*WHAT IS REQUIRED:*
Find the string "title" in the records. Copy every line it appears in.

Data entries

--------------------------------

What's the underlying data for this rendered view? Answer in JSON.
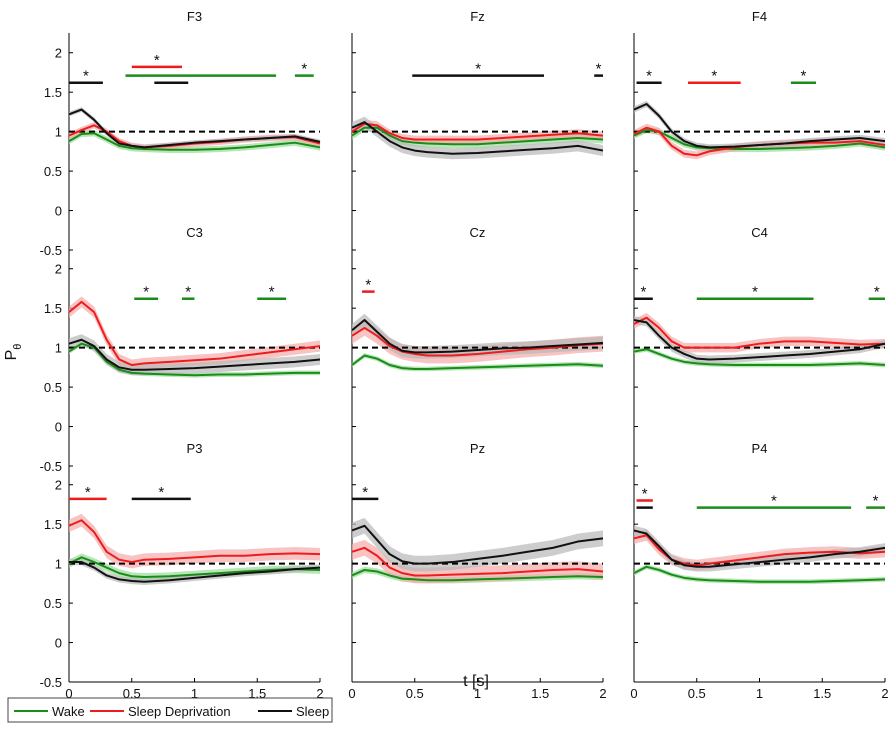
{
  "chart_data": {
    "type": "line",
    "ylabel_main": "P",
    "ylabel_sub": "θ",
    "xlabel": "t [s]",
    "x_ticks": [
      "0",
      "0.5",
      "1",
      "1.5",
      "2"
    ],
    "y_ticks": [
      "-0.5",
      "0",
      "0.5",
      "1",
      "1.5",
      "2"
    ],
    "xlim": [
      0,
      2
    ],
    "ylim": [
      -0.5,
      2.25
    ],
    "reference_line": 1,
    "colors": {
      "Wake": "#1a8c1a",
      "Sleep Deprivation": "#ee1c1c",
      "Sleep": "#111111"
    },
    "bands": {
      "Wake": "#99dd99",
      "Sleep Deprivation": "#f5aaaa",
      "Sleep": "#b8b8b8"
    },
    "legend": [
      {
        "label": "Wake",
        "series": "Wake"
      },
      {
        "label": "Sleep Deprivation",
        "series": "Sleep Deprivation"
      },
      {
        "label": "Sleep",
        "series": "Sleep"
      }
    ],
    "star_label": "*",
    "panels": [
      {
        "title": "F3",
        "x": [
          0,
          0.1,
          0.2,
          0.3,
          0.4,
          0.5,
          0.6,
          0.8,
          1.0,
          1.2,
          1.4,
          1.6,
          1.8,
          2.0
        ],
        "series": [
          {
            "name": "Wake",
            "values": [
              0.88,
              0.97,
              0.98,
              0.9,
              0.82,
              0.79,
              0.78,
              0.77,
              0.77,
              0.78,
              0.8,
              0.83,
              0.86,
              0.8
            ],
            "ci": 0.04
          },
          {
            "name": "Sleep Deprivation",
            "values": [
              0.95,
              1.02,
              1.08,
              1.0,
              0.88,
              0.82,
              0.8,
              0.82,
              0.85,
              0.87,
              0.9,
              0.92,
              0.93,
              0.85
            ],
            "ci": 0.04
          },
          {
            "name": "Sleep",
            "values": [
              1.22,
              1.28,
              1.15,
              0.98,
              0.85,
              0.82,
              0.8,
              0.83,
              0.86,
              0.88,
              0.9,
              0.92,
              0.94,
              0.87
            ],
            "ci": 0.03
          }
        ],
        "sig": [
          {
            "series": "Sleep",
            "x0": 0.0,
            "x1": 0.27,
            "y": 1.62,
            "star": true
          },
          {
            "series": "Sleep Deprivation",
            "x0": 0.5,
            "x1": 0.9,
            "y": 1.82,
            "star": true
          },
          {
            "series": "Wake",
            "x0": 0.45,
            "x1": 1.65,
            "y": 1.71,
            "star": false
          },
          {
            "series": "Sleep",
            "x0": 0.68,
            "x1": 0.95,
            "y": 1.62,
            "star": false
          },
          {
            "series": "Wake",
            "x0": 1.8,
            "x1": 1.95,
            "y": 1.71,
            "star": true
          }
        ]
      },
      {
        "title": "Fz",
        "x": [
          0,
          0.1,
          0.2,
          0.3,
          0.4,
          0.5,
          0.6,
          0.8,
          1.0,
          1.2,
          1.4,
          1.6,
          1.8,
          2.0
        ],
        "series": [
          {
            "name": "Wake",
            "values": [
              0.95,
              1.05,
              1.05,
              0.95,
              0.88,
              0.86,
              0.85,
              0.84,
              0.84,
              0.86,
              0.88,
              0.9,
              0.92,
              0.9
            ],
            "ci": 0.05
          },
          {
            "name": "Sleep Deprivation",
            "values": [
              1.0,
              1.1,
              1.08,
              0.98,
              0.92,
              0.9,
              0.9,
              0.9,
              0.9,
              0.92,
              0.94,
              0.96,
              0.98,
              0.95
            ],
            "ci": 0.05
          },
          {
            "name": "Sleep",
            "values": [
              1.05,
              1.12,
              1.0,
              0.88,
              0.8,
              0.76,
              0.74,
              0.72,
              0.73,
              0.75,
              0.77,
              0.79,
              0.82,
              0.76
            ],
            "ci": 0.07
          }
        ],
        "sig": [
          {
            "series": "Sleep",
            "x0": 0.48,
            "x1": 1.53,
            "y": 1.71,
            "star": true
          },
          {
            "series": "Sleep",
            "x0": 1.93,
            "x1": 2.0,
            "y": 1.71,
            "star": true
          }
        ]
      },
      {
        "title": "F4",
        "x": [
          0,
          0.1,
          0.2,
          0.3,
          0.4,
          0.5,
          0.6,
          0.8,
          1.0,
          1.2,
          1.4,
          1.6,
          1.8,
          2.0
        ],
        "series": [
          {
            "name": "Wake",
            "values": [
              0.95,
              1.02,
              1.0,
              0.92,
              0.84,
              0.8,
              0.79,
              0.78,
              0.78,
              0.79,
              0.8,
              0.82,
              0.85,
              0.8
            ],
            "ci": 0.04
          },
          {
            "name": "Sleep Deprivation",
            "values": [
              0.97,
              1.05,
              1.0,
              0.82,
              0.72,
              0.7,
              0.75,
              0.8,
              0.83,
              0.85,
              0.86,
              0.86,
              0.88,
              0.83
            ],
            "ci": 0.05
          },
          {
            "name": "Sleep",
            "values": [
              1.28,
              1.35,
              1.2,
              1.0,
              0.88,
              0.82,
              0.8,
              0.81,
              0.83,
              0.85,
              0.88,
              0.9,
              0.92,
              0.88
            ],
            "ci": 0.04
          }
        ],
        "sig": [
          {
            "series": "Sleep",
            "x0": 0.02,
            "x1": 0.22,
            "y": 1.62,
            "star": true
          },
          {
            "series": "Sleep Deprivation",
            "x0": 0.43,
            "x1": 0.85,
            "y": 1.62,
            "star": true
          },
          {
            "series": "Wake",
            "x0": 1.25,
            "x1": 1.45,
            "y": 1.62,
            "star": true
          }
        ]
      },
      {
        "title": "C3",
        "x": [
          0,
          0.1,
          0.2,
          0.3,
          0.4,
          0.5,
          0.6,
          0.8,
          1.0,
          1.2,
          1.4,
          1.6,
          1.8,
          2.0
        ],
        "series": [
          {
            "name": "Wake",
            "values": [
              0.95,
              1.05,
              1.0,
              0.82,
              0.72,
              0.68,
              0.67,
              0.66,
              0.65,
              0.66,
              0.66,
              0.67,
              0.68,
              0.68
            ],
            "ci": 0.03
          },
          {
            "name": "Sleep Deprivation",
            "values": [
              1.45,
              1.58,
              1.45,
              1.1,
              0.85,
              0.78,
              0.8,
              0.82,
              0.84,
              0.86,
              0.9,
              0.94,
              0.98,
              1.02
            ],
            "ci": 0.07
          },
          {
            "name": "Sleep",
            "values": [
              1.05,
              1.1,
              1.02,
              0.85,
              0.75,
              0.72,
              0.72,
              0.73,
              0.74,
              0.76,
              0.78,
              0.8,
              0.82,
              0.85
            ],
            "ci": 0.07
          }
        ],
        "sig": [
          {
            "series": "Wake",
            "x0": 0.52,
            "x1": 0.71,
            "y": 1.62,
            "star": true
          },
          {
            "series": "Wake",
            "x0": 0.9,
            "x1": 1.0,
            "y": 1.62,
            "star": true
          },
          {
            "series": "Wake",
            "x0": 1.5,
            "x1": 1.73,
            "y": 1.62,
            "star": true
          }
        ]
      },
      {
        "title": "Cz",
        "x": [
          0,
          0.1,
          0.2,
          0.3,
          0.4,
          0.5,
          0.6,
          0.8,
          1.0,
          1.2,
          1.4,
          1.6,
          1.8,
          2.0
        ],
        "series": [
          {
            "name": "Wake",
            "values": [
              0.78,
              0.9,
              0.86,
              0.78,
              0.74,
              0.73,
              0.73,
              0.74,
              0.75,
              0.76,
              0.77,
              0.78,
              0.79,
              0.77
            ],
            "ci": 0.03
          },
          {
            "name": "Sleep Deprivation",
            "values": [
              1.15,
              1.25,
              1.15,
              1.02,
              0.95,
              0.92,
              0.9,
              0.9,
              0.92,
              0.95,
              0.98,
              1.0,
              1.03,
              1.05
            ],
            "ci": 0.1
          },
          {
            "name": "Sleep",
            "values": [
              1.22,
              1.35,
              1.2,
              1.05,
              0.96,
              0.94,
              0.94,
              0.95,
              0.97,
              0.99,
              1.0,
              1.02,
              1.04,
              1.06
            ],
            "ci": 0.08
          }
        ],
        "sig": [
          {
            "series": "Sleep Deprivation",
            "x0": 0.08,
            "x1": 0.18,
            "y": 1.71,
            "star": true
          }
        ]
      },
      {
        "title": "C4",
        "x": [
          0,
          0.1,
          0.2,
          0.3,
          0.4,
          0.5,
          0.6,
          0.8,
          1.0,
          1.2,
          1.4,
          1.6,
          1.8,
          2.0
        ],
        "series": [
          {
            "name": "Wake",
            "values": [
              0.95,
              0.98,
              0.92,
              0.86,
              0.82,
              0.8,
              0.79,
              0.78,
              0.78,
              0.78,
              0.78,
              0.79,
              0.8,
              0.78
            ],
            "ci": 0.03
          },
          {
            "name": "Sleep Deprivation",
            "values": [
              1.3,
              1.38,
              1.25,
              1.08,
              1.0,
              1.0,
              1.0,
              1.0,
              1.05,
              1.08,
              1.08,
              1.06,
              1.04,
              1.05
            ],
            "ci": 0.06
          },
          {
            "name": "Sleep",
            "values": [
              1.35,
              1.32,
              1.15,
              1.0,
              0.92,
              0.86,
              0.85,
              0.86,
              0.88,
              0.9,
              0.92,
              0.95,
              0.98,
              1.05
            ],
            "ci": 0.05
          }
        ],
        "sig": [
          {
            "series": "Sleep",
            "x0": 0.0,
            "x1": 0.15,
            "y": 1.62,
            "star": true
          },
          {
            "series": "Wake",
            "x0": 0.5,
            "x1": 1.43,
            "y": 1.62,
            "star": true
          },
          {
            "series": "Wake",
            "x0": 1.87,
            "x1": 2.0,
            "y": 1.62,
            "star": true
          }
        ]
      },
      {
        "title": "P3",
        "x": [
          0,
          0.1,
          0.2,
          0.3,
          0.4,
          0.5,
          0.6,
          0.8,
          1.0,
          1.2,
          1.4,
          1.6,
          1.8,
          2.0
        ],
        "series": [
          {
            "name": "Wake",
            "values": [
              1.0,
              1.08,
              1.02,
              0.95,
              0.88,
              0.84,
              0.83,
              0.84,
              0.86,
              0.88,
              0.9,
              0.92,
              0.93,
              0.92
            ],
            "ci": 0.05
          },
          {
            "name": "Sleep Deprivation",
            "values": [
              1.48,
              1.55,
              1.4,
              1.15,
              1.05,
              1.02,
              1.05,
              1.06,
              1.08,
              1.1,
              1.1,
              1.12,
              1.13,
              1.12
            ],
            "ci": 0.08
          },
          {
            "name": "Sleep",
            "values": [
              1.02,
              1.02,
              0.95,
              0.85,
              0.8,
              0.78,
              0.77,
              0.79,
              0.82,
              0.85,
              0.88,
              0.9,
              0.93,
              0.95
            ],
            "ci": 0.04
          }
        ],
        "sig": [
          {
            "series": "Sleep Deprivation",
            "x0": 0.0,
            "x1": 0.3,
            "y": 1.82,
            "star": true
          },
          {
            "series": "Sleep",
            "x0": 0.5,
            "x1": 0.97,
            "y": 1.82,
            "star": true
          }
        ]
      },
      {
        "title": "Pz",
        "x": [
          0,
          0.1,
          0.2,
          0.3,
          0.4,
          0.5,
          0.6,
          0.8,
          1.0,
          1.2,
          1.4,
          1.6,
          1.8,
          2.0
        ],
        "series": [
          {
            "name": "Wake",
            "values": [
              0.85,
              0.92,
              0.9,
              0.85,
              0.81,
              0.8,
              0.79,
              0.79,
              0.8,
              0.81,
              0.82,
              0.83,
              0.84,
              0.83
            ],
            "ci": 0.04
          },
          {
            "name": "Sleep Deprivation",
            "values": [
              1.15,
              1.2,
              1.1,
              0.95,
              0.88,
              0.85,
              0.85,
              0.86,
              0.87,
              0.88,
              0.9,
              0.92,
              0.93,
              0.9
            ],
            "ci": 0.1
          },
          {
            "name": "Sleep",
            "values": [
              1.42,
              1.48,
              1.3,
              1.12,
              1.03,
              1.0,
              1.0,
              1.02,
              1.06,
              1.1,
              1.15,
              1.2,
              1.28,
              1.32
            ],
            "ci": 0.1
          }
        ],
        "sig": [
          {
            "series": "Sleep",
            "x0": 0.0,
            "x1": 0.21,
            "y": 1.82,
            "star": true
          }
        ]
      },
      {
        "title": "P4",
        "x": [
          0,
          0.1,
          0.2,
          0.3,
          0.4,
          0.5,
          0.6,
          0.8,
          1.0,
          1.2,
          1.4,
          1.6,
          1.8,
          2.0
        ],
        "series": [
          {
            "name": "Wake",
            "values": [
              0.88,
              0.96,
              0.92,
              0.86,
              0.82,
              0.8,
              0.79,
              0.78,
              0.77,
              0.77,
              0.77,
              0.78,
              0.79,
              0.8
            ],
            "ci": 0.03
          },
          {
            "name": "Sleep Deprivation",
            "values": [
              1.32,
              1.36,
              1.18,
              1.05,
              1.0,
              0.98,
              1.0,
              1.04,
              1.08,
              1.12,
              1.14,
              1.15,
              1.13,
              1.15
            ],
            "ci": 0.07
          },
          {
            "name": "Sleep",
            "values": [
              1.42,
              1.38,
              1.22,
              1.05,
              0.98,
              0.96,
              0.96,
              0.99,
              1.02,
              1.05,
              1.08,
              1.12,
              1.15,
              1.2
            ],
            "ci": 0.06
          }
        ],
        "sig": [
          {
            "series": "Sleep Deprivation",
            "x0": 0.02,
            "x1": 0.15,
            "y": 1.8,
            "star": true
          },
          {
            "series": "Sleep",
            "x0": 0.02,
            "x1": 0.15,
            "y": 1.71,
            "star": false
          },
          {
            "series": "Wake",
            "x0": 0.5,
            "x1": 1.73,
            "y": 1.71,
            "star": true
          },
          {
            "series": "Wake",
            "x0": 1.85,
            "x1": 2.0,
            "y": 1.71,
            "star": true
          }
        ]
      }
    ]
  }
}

--------------------------------

*WRITTEN SOLUTION:*
        "title": "F3",
        "title": "Fz",
        "title": "F4",
        "title": "C3",
        "title": "Cz",
        "title": "C4",
        "title": "P3",
        "title": "Pz",
        "title": "P4",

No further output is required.